Do this: From the entries below, gather every line containing the string "Internuclear".

[Excerpts from a figure dataset]
--------

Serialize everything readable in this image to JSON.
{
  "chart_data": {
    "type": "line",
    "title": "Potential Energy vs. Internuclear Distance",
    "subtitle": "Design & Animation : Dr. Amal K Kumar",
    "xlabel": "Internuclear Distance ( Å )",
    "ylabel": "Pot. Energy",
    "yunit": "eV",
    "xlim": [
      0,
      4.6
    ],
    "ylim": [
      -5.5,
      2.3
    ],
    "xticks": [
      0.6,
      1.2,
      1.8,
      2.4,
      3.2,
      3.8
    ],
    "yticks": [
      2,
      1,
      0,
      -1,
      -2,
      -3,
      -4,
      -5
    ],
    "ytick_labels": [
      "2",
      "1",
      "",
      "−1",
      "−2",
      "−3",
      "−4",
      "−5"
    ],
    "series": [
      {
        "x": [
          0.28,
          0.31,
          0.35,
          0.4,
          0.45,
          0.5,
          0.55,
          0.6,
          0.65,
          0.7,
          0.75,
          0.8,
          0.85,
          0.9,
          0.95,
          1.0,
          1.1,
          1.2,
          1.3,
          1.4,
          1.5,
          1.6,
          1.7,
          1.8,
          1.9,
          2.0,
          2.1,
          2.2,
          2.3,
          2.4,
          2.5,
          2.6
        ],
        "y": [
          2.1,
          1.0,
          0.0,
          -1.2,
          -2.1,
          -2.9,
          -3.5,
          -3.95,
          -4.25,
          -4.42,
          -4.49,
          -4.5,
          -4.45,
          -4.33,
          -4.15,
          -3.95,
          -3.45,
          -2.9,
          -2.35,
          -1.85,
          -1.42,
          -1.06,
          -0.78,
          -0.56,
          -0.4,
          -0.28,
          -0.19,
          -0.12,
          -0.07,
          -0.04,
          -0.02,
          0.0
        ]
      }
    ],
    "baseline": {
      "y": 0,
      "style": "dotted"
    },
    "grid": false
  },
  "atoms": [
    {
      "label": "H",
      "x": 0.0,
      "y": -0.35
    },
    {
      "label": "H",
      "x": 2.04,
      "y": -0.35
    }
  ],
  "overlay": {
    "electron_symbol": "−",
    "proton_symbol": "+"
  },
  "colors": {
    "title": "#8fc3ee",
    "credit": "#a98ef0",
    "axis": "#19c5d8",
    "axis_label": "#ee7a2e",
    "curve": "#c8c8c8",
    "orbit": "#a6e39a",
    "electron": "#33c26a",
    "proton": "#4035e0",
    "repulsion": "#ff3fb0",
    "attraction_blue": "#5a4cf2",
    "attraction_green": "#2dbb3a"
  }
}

--------

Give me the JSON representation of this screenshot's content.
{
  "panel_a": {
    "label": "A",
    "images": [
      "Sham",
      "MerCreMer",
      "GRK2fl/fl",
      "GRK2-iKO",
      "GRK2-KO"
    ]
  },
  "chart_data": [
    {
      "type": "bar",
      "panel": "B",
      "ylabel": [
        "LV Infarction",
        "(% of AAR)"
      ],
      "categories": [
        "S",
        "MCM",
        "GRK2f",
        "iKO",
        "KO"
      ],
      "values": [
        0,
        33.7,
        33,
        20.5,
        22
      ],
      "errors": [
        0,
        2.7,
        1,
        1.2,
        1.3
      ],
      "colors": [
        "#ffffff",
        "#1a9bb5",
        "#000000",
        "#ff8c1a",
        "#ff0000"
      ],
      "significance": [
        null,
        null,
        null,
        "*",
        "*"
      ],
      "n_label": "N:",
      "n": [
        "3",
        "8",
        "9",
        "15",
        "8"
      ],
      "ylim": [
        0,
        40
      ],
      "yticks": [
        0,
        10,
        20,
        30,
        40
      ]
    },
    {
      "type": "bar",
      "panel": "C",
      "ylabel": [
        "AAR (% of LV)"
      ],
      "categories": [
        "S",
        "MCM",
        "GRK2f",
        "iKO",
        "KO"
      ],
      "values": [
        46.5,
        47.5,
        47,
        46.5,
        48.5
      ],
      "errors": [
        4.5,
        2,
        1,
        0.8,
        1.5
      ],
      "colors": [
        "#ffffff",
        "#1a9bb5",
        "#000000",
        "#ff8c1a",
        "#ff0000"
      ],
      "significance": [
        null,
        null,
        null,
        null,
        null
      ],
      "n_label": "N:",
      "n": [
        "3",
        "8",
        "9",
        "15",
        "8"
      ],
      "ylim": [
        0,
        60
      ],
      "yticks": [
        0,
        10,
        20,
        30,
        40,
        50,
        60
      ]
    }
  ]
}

--------

Full solution:
    "title": "Potential Energy vs. Internuclear Distance",
    "xlabel": "Internuclear Distance ( Å )",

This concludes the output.